----- Supplied material -----
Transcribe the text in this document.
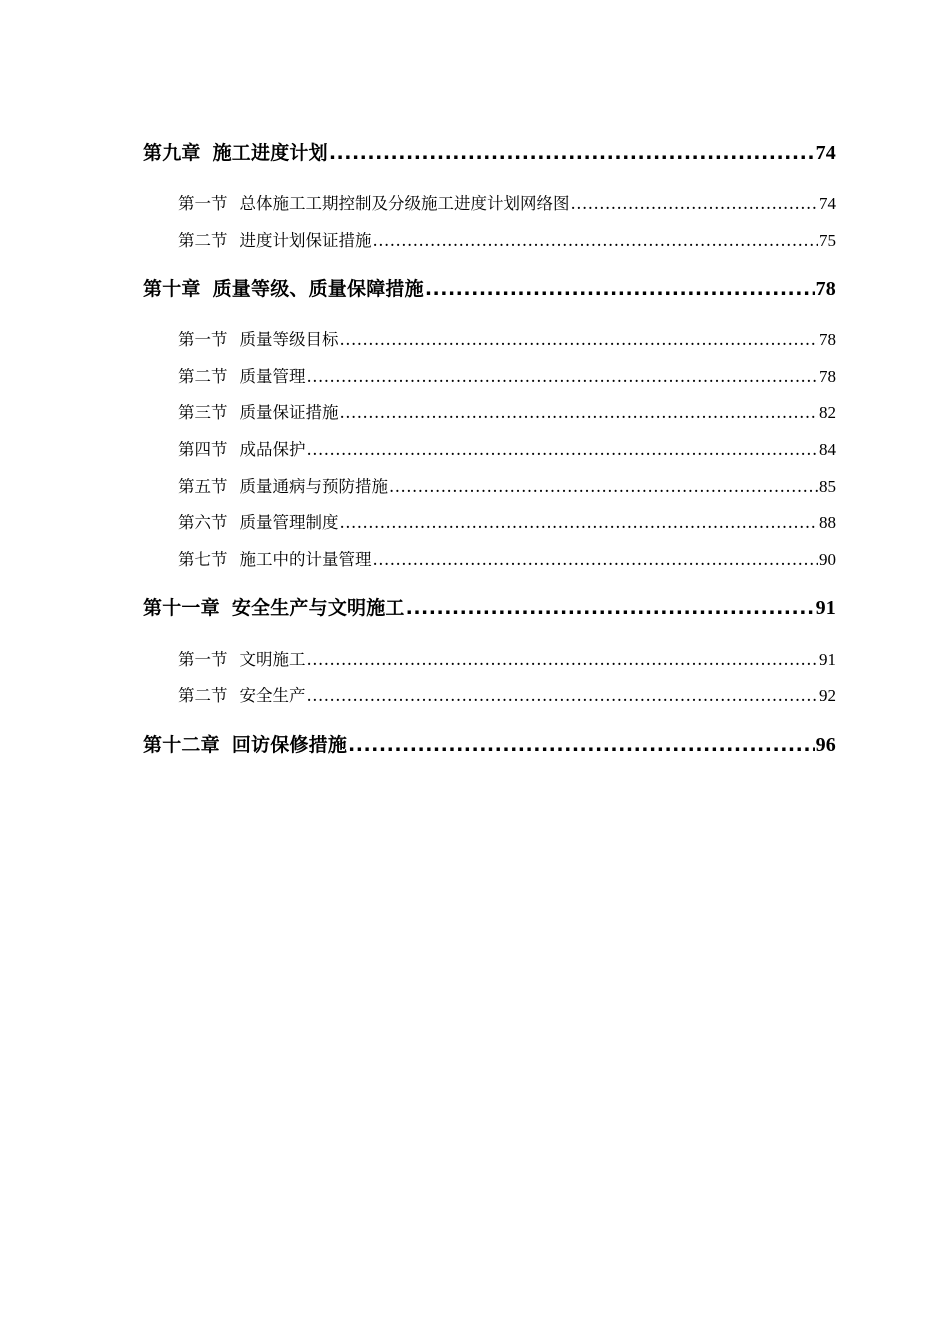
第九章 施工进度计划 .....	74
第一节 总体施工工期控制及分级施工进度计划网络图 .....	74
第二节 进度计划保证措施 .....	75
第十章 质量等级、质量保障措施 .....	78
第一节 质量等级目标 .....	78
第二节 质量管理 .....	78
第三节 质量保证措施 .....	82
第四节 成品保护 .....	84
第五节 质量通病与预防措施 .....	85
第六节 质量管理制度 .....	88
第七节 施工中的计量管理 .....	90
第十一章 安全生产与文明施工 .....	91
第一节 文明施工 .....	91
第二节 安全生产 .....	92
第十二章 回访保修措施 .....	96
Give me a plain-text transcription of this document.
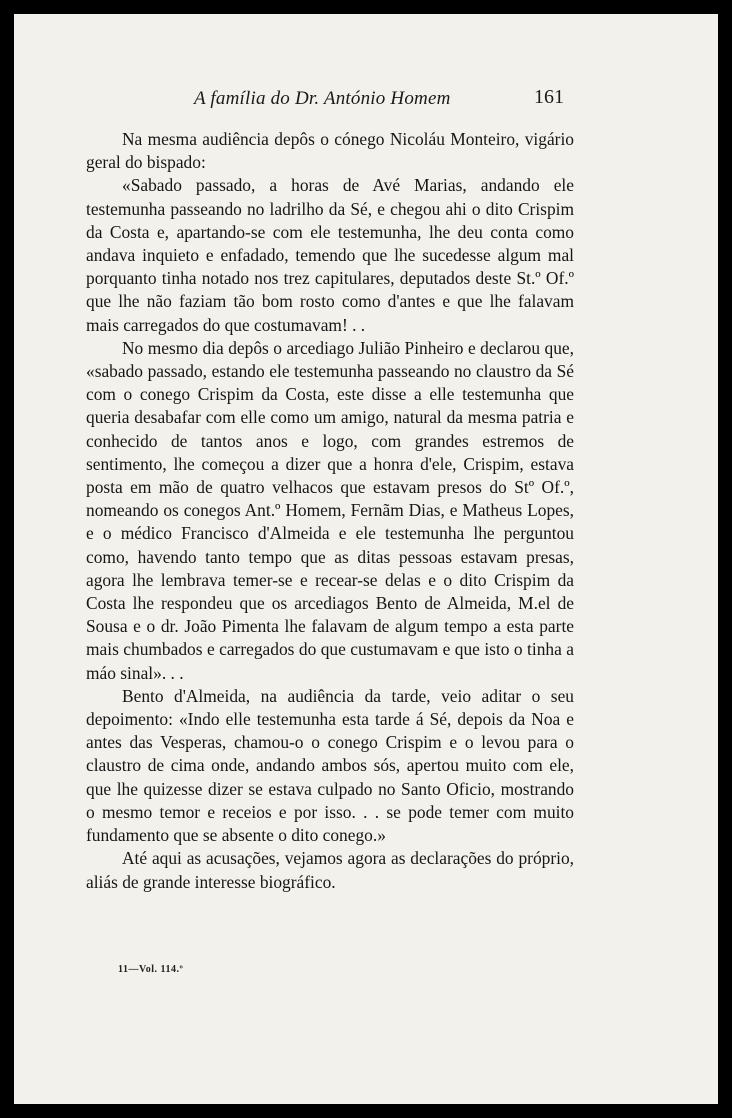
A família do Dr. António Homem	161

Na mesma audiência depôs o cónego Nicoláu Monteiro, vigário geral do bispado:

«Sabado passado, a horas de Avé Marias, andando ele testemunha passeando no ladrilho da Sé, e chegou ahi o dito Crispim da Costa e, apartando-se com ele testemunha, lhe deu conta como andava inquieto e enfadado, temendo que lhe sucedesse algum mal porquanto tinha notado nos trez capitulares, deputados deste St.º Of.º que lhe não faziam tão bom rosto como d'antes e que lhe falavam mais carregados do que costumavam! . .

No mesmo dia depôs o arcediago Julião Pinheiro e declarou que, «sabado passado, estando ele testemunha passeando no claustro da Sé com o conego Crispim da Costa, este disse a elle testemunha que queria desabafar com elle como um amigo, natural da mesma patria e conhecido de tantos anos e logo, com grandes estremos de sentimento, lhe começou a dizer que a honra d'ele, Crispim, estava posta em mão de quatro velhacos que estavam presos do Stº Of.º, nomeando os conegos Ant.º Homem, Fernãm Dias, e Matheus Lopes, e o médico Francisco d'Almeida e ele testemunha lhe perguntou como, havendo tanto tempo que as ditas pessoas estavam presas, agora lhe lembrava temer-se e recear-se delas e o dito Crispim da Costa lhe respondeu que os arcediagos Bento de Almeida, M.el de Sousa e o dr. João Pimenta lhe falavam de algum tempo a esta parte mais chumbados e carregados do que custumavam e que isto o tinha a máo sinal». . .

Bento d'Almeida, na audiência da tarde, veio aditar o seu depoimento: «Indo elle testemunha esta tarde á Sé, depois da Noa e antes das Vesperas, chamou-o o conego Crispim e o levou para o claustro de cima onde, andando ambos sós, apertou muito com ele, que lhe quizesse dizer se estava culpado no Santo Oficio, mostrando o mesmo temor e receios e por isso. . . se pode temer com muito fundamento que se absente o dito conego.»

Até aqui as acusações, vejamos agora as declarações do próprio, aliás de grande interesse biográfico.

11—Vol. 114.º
-----
----- Supplied material -----
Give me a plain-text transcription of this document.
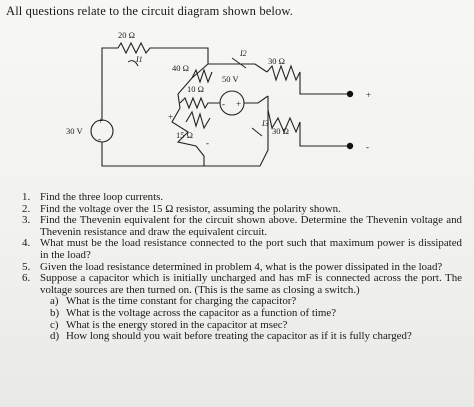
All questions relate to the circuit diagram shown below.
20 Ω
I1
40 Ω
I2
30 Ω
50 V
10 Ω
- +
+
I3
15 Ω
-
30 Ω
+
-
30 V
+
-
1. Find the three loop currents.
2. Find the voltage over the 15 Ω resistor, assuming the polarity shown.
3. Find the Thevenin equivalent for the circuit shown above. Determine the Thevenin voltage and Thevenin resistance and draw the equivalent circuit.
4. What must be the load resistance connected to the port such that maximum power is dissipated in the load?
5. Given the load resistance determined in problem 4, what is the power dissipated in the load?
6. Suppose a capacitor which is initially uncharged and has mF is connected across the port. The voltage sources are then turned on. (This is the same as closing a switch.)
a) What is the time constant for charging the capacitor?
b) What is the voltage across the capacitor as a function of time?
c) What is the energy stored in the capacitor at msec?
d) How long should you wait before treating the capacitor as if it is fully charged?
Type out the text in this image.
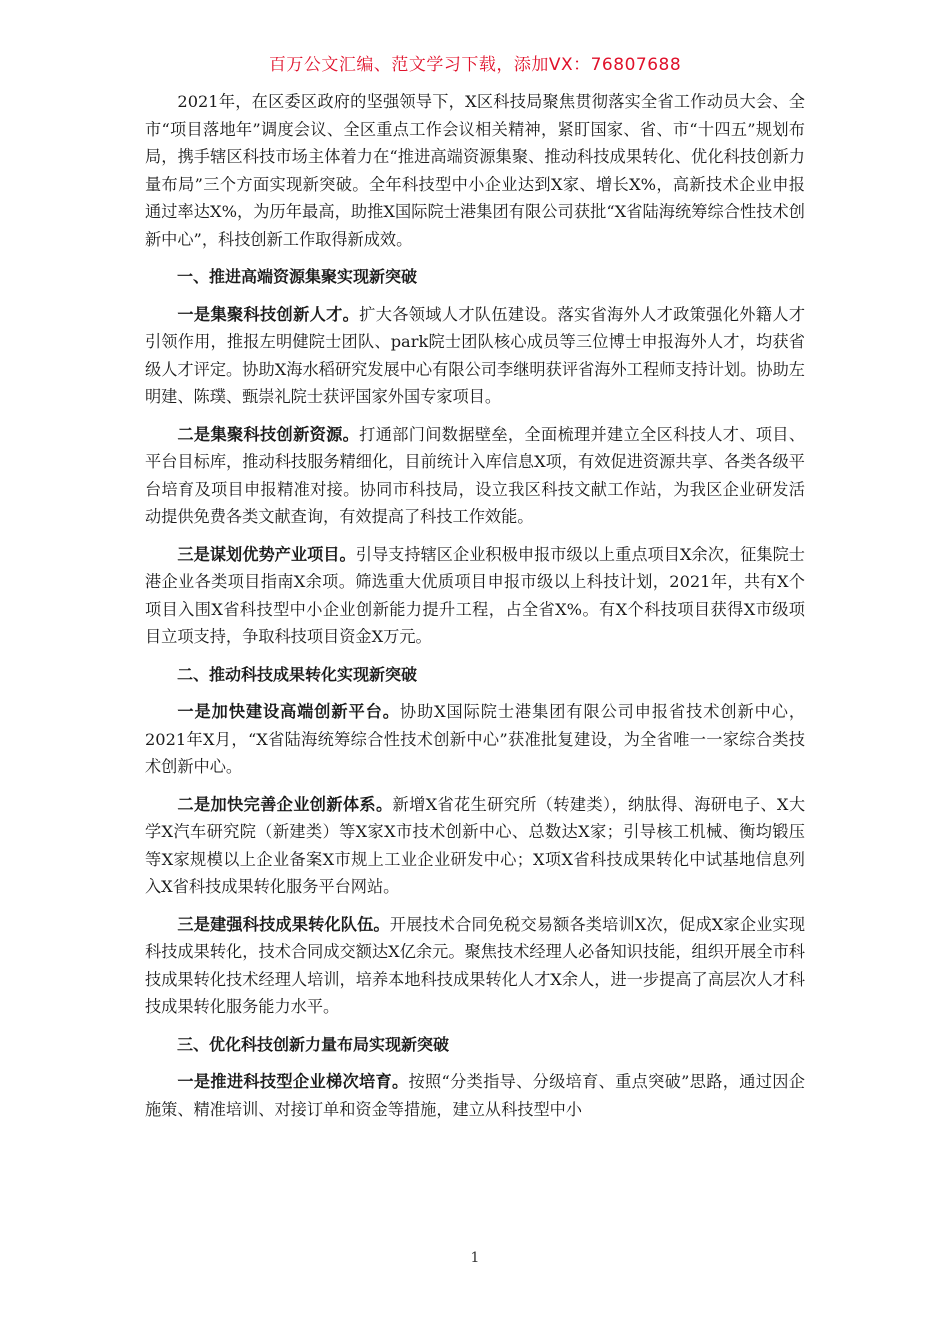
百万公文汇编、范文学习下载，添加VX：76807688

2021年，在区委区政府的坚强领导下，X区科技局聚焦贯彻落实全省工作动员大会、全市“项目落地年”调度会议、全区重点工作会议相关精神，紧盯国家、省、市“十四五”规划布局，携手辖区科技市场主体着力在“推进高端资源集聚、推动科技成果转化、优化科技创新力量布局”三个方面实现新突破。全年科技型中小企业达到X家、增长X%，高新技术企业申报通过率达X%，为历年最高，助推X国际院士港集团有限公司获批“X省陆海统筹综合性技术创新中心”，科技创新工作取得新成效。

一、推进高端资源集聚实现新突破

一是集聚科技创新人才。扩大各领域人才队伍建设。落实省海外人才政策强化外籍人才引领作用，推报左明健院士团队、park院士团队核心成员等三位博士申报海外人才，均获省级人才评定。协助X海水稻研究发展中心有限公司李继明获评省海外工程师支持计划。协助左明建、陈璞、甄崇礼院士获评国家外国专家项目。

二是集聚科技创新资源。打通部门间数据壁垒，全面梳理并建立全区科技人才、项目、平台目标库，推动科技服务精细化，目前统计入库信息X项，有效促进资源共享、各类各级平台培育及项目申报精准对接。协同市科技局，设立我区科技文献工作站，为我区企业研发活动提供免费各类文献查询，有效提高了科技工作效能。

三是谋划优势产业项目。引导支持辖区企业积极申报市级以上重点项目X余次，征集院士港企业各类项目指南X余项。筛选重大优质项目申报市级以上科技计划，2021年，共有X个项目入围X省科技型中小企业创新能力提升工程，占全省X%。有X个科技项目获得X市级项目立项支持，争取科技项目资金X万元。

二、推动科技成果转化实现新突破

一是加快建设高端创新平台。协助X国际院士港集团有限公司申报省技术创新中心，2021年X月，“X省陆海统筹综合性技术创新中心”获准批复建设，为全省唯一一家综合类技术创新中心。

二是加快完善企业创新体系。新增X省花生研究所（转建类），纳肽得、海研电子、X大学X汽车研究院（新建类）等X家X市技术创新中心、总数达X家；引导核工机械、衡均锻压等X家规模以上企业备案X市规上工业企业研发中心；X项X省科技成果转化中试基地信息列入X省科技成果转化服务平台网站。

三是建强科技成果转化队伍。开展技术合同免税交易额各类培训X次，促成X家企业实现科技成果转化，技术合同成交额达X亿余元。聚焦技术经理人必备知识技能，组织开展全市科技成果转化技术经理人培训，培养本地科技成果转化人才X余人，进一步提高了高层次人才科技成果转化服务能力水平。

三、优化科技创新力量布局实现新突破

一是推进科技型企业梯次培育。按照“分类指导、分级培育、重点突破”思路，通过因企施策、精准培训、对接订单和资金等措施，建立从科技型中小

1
-----
----- Supplied material -----
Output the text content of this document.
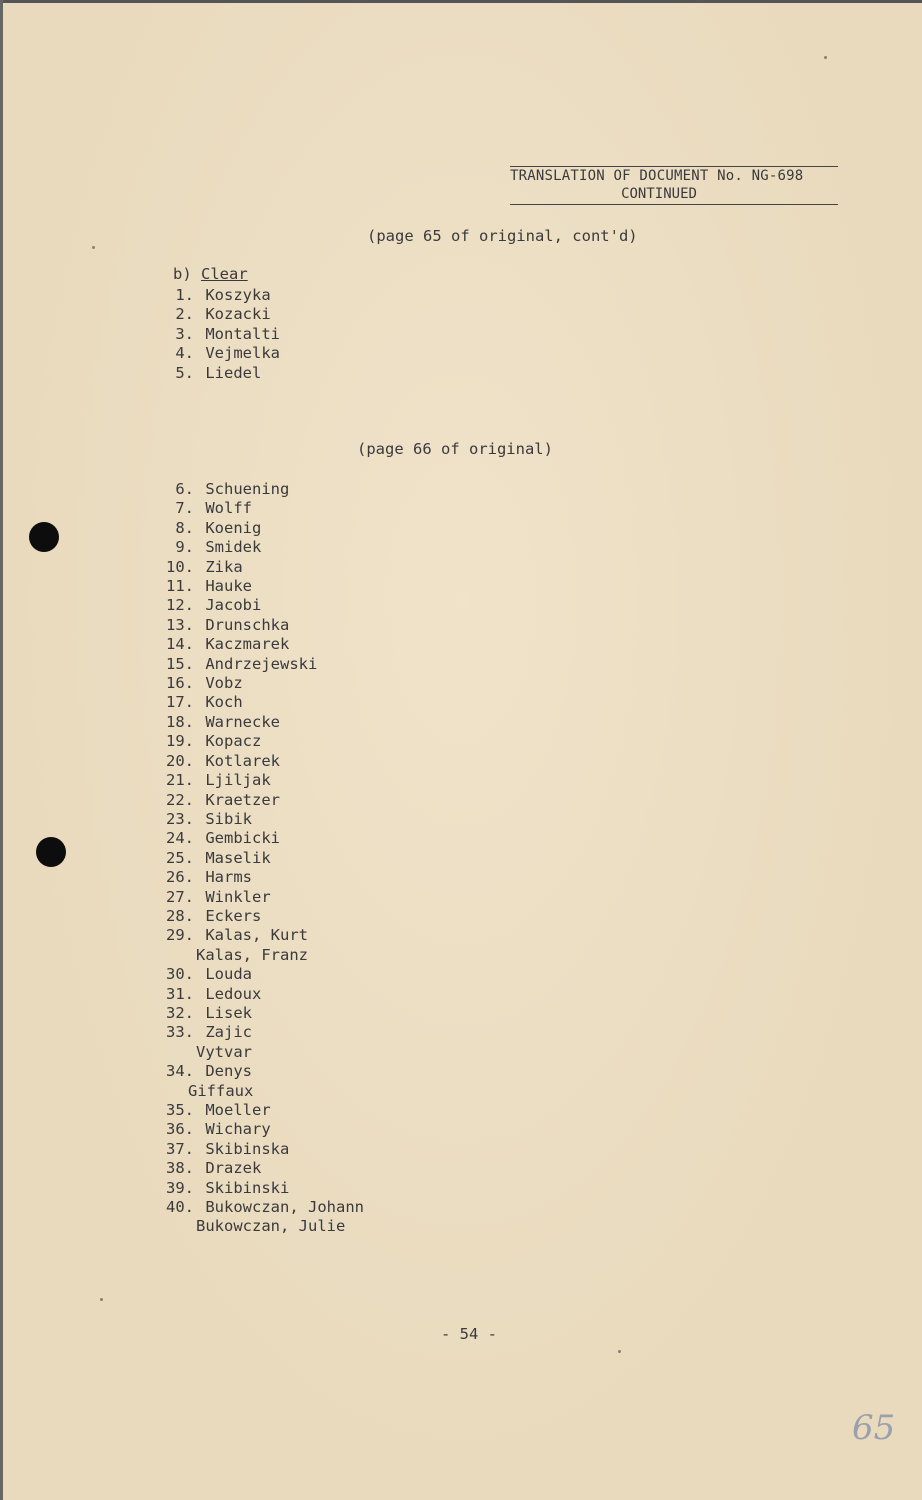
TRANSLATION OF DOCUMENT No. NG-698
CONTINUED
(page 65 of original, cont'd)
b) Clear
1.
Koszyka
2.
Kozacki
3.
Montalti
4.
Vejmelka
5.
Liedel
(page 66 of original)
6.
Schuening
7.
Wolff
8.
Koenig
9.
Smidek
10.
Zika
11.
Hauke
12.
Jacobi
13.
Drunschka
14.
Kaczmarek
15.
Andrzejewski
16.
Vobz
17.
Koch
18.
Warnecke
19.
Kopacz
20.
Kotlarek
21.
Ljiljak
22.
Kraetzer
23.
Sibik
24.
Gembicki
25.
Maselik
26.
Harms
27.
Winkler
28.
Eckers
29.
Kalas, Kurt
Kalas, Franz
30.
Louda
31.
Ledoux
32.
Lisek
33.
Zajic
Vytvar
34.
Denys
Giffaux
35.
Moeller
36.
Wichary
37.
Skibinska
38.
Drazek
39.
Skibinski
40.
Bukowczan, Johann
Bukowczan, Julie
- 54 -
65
-----
Aim
Using the data above, copy each line that contains "audiência".

The result
Na mesma audiência depôs o cónego Nicoláu Monteiro, vigário geral do bispado:
Bento d'Almeida, na audiência da tarde, veio aditar o seu depoimento: «Indo elle testemunha esta tarde á Sé, depois da Noa e antes das Vesperas, chamou-o o conego Crispim e o levou para o claustro de cima onde, andando ambos sós, apertou muito com ele, que lhe quizesse dizer se estava culpado no Santo Oficio, mostrando o mesmo temor e receios e por isso. . . se pode temer com muito fundamento que se absente o dito conego.»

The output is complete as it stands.